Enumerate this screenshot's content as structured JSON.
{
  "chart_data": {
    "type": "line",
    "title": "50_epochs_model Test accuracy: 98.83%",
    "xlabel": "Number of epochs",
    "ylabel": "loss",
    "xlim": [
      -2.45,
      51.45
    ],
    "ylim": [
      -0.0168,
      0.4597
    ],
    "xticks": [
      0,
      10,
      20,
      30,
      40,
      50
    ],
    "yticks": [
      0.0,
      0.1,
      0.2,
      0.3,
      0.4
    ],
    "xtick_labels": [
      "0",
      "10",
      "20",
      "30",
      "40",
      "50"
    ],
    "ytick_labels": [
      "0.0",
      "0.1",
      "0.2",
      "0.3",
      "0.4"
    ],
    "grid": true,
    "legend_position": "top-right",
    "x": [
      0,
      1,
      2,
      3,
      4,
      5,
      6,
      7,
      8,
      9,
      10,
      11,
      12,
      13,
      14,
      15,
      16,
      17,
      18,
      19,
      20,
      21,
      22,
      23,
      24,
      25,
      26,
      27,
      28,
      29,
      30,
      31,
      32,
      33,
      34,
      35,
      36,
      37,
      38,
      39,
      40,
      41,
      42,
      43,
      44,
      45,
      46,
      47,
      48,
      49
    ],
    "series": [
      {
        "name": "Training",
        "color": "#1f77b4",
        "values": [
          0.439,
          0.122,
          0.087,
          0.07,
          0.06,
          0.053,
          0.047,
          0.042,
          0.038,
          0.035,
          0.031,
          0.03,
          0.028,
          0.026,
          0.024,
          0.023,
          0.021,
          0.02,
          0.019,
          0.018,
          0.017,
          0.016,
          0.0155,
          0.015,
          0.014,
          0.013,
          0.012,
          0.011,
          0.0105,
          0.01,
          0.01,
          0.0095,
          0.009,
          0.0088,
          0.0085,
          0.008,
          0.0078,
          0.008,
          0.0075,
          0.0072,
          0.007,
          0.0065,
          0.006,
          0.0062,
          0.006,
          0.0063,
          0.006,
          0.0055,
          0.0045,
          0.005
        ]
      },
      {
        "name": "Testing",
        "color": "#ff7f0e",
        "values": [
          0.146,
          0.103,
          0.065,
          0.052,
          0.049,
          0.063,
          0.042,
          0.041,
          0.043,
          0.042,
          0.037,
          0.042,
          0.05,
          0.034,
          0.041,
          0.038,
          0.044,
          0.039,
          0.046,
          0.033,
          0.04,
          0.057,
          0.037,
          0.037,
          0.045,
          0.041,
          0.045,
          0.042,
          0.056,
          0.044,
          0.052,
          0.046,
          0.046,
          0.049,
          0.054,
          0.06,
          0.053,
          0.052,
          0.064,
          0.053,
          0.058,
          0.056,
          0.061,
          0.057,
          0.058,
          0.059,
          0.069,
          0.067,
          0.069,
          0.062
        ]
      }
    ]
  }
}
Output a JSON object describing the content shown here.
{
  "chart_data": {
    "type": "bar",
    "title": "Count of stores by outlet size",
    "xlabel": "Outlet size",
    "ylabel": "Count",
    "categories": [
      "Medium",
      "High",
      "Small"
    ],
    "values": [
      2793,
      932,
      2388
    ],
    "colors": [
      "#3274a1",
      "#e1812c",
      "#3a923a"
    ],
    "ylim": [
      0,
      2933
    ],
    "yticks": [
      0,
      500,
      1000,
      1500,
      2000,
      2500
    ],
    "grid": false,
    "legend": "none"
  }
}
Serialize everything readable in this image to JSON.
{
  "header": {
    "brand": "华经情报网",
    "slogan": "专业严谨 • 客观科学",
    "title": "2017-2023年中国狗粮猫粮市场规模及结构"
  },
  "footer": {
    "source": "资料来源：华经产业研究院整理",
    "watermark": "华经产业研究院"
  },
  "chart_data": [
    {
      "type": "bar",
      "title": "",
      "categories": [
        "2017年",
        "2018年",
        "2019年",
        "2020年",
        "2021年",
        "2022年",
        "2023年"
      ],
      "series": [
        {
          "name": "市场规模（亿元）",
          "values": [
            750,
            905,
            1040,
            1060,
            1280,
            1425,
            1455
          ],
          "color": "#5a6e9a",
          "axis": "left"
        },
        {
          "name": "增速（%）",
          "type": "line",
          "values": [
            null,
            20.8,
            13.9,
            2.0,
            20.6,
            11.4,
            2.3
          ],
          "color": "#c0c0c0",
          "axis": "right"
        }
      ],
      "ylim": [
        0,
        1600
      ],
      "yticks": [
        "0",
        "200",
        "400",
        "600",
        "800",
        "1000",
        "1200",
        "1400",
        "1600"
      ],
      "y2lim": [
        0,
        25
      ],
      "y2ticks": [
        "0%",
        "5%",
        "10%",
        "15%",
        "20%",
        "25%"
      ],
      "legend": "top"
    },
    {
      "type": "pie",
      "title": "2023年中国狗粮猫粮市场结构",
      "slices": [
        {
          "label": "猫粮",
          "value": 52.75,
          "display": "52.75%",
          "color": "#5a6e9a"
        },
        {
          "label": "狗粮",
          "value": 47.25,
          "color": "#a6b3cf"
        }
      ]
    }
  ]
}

☆ ☆ ☆ ☆ ☆

• **Instruction**: Every line of the records above needs to be given again exactly.

• **Exercise output**:
Enumerate this screenshot's content as structured JSON.
{
  "chart_data": {
    "type": "line",
    "title": "50_epochs_model Test accuracy: 98.83%",
    "xlabel": "Number of epochs",
    "ylabel": "loss",
    "xlim": [
      -2.45,
      51.45
    ],
    "ylim": [
      -0.0168,
      0.4597
    ],
    "xticks": [
      0,
      10,
      20,
      30,
      40,
      50
    ],
    "yticks": [
      0.0,
      0.1,
      0.2,
      0.3,
      0.4
    ],
    "xtick_labels": [
      "0",
      "10",
      "20",
      "30",
      "40",
      "50"
    ],
    "ytick_labels": [
      "0.0",
      "0.1",
      "0.2",
      "0.3",
      "0.4"
    ],
    "grid": true,
    "legend_position": "top-right",
    "x": [
      0,
      1,
      2,
      3,
      4,
      5,
      6,
      7,
      8,
      9,
      10,
      11,
      12,
      13,
      14,
      15,
      16,
      17,
      18,
      19,
      20,
      21,
      22,
      23,
      24,
      25,
      26,
      27,
      28,
      29,
      30,
      31,
      32,
      33,
      34,
      35,
      36,
      37,
      38,
      39,
      40,
      41,
      42,
      43,
      44,
      45,
      46,
      47,
      48,
      49
    ],
    "series": [
      {
        "name": "Training",
        "color": "#1f77b4",
        "values": [
          0.439,
          0.122,
          0.087,
          0.07,
          0.06,
          0.053,
          0.047,
          0.042,
          0.038,
          0.035,
          0.031,
          0.03,
          0.028,
          0.026,
          0.024,
          0.023,
          0.021,
          0.02,
          0.019,
          0.018,
          0.017,
          0.016,
          0.0155,
          0.015,
          0.014,
          0.013,
          0.012,
          0.011,
          0.0105,
          0.01,
          0.01,
          0.0095,
          0.009,
          0.0088,
          0.0085,
          0.008,
          0.0078,
          0.008,
          0.0075,
          0.0072,
          0.007,
          0.0065,
          0.006,
          0.0062,
          0.006,
          0.0063,
          0.006,
          0.0055,
          0.0045,
          0.005
        ]
      },
      {
        "name": "Testing",
        "color": "#ff7f0e",
        "values": [
          0.146,
          0.103,
          0.065,
          0.052,
          0.049,
          0.063,
          0.042,
          0.041,
          0.043,
          0.042,
          0.037,
          0.042,
          0.05,
          0.034,
          0.041,
          0.038,
          0.044,
          0.039,
          0.046,
          0.033,
          0.04,
          0.057,
          0.037,
          0.037,
          0.045,
          0.041,
          0.045,
          0.042,
          0.056,
          0.044,
          0.052,
          0.046,
          0.046,
          0.049,
          0.054,
          0.06,
          0.053,
          0.052,
          0.064,
          0.053,
          0.058,
          0.056,
          0.061,
          0.057,
          0.058,
          0.059,
          0.069,
          0.067,
          0.069,
          0.062
        ]
      }
    ]
  }
}
Output a JSON object describing the content shown here.
{
  "chart_data": {
    "type": "bar",
    "title": "Count of stores by outlet size",
    "xlabel": "Outlet size",
    "ylabel": "Count",
    "categories": [
      "Medium",
      "High",
      "Small"
    ],
    "values": [
      2793,
      932,
      2388
    ],
    "colors": [
      "#3274a1",
      "#e1812c",
      "#3a923a"
    ],
    "ylim": [
      0,
      2933
    ],
    "yticks": [
      0,
      500,
      1000,
      1500,
      2000,
      2500
    ],
    "grid": false,
    "legend": "none"
  }
}
Serialize everything readable in this image to JSON.
{
  "header": {
    "brand": "华经情报网",
    "slogan": "专业严谨 • 客观科学",
    "title": "2017-2023年中国狗粮猫粮市场规模及结构"
  },
  "footer": {
    "source": "资料来源：华经产业研究院整理",
    "watermark": "华经产业研究院"
  },
  "chart_data": [
    {
      "type": "bar",
      "title": "",
      "categories": [
        "2017年",
        "2018年",
        "2019年",
        "2020年",
        "2021年",
        "2022年",
        "2023年"
      ],
      "series": [
        {
          "name": "市场规模（亿元）",
          "values": [
            750,
            905,
            1040,
            1060,
            1280,
            1425,
            1455
          ],
          "color": "#5a6e9a",
          "axis": "left"
        },
        {
          "name": "增速（%）",
          "type": "line",
          "values": [
            null,
            20.8,
            13.9,
            2.0,
            20.6,
            11.4,
            2.3
          ],
          "color": "#c0c0c0",
          "axis": "right"
        }
      ],
      "ylim": [
        0,
        1600
      ],
      "yticks": [
        "0",
        "200",
        "400",
        "600",
        "800",
        "1000",
        "1200",
        "1400",
        "1600"
      ],
      "y2lim": [
        0,
        25
      ],
      "y2ticks": [
        "0%",
        "5%",
        "10%",
        "15%",
        "20%",
        "25%"
      ],
      "legend": "top"
    },
    {
      "type": "pie",
      "title": "2023年中国狗粮猫粮市场结构",
      "slices": [
        {
          "label": "猫粮",
          "value": 52.75,
          "display": "52.75%",
          "color": "#5a6e9a"
        },
        {
          "label": "狗粮",
          "value": 47.25,
          "color": "#a6b3cf"
        }
      ]
    }
  ]
}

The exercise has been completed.